Short exercise: Check every line of the data below for the string "image", and copy the ones that hold it.

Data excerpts
*****

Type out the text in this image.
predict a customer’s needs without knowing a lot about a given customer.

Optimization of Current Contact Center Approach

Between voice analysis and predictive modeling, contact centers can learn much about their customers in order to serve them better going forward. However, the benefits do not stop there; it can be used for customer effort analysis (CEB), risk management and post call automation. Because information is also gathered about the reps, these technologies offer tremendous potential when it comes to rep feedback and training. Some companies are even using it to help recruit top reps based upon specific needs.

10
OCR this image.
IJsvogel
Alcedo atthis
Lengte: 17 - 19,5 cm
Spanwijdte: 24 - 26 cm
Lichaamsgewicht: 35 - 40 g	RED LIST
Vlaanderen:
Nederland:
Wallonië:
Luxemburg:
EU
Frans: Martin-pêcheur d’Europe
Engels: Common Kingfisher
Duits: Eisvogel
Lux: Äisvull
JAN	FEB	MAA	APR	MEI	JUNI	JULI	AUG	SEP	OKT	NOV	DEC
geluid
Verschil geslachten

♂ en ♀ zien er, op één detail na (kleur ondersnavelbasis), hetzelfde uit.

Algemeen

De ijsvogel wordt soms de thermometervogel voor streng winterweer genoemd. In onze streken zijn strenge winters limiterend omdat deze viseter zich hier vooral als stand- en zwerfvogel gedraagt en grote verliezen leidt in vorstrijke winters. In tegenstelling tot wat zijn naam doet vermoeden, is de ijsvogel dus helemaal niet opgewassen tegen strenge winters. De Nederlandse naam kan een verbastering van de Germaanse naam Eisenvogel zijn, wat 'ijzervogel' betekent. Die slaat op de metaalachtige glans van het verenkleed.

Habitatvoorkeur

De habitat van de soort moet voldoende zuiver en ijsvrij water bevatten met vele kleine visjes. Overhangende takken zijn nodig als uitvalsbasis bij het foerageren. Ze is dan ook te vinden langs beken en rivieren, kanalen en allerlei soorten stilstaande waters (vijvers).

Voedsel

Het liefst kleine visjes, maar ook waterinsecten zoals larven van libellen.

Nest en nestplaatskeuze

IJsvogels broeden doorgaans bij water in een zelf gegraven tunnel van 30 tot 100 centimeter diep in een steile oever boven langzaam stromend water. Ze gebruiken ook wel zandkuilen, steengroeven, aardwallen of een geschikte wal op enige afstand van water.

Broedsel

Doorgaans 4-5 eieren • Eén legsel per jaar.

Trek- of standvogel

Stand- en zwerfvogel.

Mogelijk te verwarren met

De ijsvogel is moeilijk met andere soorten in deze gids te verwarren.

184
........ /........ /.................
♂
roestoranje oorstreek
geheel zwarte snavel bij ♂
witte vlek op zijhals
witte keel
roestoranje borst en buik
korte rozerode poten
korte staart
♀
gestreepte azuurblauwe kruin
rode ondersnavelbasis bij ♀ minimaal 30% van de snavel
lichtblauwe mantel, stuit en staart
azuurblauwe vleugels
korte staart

*****

Correct result:
Type out the text in this image.
OCR this image.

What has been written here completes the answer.